Task instructions | Go through the entries below and pick out every line with "JSON".

[start of Provided data]

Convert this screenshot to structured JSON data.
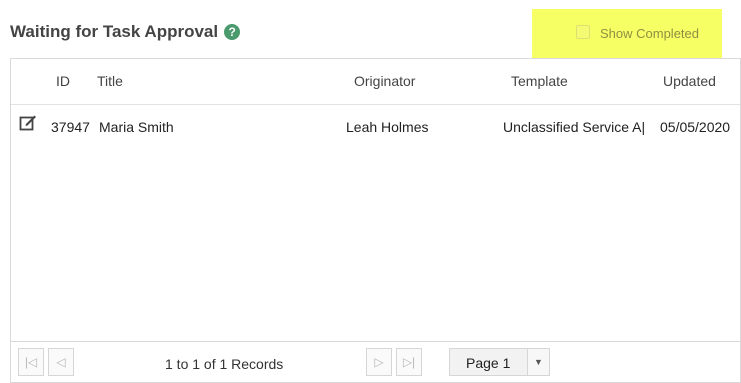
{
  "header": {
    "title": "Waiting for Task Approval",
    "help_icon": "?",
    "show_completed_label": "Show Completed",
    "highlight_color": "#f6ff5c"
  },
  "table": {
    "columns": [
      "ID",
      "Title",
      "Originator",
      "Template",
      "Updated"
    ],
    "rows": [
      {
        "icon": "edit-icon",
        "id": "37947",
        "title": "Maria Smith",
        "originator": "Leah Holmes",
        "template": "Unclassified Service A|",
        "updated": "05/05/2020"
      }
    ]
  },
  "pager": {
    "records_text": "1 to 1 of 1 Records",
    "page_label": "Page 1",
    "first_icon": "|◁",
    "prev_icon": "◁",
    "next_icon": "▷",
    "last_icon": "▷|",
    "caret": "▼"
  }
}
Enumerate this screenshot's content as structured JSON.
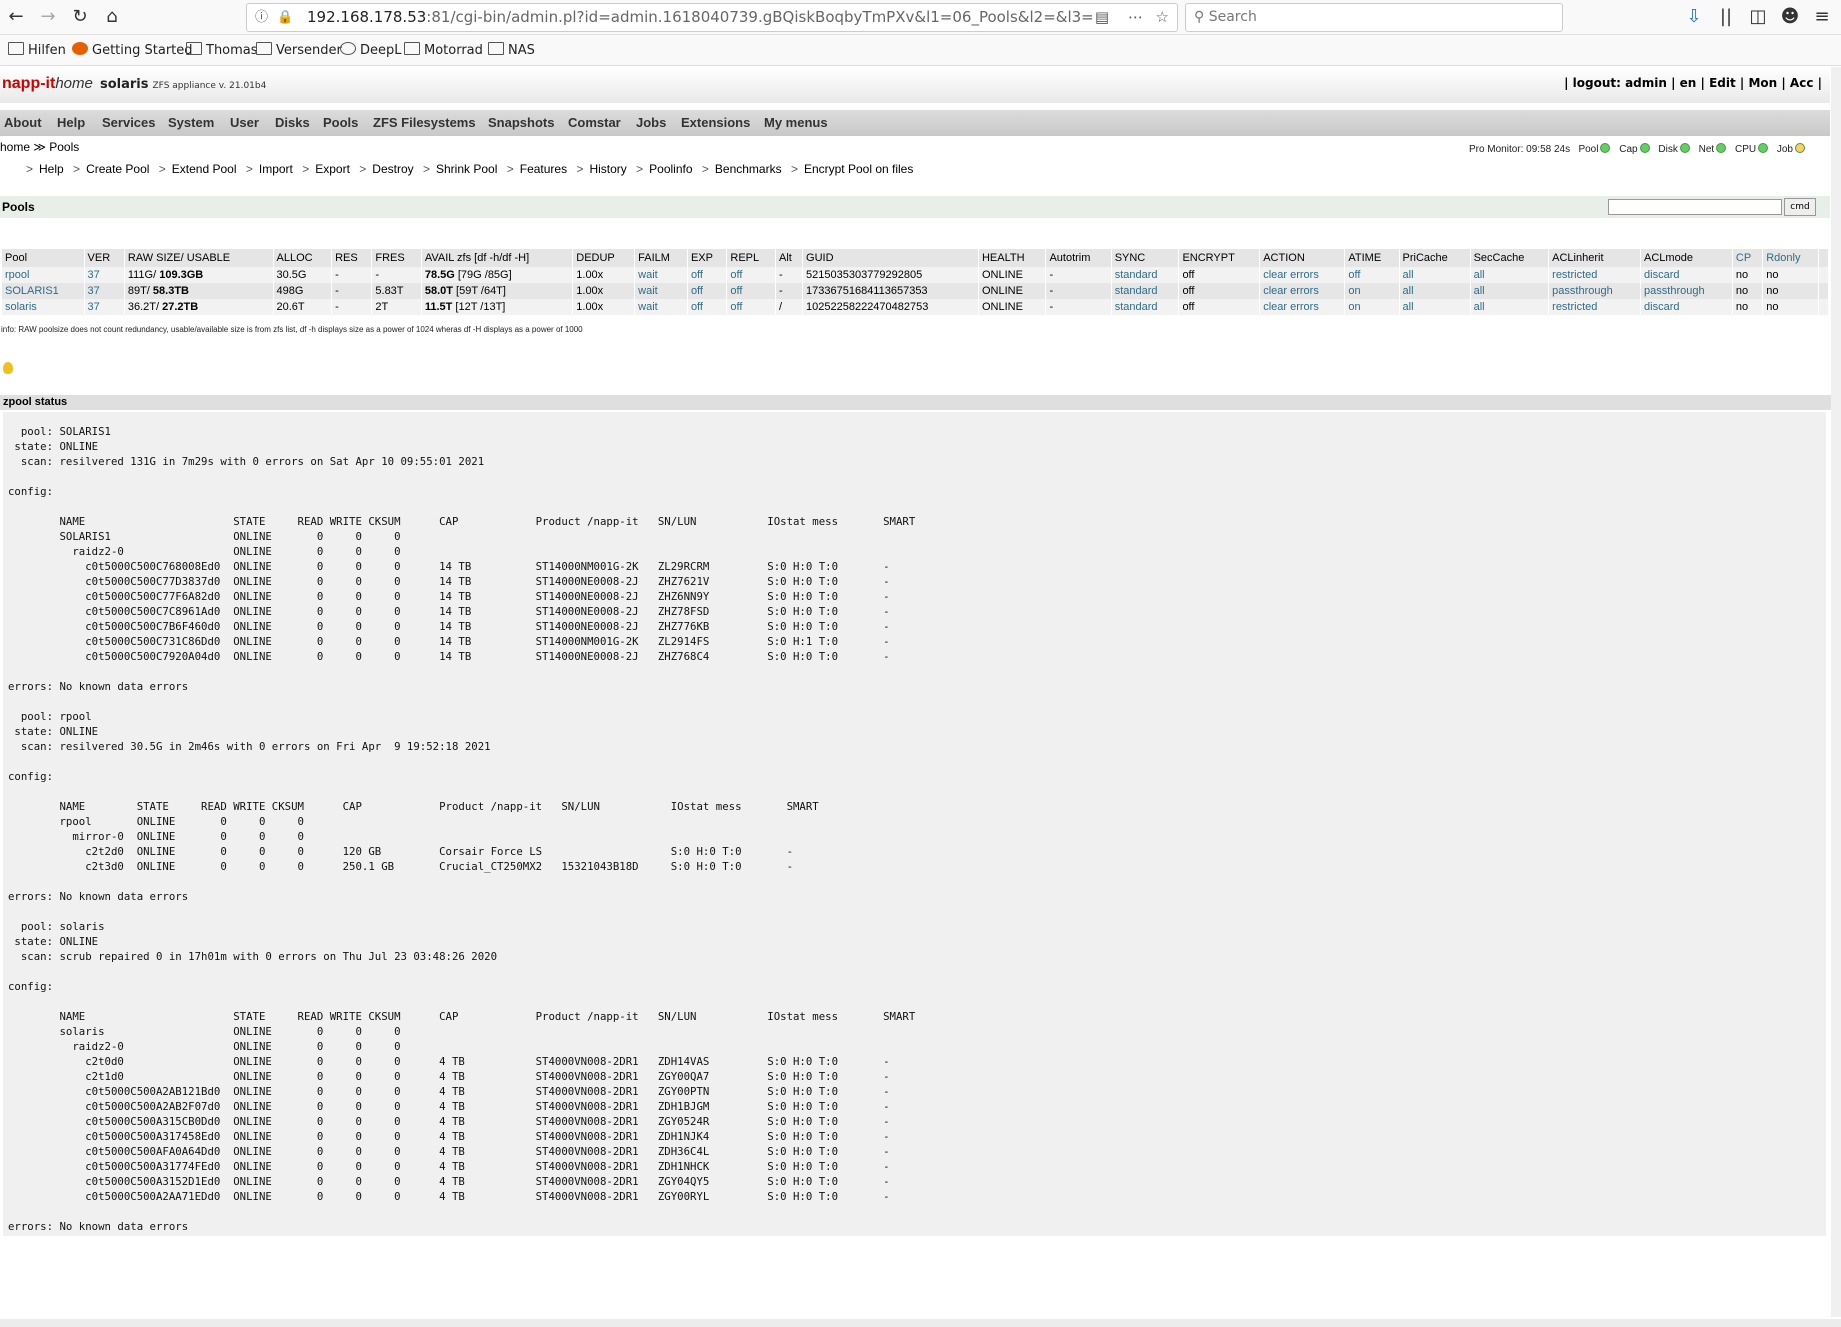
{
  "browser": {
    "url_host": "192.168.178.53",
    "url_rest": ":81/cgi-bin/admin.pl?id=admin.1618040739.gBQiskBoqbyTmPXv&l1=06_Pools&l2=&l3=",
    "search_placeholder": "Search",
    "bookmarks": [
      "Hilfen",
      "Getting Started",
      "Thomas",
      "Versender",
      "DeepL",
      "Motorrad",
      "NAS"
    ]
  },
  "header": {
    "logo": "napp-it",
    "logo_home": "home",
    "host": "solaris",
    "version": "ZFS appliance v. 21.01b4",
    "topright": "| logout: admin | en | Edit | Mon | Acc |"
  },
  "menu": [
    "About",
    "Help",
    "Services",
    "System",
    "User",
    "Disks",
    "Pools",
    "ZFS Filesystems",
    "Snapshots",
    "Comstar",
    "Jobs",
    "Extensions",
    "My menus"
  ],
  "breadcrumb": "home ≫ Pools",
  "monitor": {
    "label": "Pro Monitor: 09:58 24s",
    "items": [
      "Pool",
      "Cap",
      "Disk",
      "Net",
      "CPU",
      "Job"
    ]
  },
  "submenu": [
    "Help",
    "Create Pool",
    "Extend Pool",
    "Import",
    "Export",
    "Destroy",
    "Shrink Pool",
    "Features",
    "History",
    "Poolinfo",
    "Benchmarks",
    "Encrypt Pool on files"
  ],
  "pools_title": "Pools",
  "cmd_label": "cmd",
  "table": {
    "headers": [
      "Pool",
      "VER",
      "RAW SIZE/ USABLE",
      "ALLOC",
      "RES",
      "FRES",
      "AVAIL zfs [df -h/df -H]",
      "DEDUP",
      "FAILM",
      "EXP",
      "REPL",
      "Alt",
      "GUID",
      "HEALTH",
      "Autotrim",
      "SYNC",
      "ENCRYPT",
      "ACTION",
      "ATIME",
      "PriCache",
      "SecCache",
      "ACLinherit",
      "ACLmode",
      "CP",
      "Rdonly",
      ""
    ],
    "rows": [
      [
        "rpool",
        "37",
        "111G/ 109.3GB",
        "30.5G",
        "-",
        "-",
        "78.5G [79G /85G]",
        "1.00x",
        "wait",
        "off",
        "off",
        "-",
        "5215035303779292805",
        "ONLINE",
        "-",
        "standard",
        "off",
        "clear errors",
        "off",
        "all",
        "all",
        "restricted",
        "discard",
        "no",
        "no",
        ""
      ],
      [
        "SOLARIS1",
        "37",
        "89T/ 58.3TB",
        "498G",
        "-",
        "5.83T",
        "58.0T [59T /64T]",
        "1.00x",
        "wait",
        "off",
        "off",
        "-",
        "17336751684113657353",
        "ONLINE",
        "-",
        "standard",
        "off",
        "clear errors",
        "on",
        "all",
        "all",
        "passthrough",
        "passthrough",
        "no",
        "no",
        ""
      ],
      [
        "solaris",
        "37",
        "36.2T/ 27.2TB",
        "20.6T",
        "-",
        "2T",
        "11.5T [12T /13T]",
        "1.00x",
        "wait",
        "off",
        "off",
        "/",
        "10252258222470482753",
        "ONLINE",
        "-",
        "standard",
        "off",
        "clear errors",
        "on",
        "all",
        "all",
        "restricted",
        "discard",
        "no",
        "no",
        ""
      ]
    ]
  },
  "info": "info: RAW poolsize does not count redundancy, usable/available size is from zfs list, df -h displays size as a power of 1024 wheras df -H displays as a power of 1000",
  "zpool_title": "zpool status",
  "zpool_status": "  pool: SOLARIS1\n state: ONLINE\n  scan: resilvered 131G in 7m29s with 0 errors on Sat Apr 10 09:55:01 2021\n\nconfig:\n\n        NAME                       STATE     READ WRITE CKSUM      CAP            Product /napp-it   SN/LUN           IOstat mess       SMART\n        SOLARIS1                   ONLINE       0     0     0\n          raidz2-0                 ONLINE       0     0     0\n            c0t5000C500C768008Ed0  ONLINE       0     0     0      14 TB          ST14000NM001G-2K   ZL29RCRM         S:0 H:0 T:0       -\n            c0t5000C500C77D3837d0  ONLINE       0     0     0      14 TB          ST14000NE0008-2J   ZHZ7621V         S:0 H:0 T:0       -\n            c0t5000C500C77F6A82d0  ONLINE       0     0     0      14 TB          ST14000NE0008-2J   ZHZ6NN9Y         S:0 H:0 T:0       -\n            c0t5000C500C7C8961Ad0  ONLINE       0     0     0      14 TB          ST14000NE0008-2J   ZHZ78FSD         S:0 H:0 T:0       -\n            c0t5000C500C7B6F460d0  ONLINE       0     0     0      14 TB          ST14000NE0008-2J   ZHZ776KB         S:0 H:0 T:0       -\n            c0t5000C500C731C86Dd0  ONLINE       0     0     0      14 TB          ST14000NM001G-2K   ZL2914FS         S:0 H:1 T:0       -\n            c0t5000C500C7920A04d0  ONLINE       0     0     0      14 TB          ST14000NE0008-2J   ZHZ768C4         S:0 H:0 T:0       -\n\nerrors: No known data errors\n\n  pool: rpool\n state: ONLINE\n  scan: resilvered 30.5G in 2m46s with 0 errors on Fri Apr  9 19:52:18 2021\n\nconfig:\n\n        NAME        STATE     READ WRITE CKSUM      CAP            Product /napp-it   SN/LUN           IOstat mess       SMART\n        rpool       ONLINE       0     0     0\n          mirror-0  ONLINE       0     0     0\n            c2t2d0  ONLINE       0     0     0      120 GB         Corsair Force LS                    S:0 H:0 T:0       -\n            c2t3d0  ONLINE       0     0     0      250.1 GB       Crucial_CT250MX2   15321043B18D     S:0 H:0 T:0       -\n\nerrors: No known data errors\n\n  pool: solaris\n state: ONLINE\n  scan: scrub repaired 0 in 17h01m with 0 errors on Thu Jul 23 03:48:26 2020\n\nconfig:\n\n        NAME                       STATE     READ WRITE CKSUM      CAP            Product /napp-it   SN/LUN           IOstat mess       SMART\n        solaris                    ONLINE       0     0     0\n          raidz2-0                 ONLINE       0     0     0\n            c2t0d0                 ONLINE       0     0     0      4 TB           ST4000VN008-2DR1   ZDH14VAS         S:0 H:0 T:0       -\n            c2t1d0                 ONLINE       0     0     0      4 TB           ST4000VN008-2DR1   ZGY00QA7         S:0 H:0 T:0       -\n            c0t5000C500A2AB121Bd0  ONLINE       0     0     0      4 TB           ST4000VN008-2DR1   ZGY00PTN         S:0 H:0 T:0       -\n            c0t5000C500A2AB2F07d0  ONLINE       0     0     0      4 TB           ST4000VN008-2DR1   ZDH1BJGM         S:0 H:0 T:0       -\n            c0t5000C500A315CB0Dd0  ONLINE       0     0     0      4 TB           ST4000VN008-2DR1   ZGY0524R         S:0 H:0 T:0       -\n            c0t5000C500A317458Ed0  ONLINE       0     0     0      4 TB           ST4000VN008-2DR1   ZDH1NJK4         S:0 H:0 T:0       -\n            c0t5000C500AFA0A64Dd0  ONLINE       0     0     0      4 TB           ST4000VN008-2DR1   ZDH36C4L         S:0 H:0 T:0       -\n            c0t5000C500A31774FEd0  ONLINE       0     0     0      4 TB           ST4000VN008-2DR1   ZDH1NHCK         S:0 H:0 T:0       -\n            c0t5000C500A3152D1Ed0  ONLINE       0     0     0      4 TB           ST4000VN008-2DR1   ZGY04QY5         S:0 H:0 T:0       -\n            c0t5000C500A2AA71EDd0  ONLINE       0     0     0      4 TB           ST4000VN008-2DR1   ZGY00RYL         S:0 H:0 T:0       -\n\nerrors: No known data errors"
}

[end of Provided data]

Complete answer |
Convert this screenshot to structured JSON data.
Enumerate this screenshot's content as structured JSON.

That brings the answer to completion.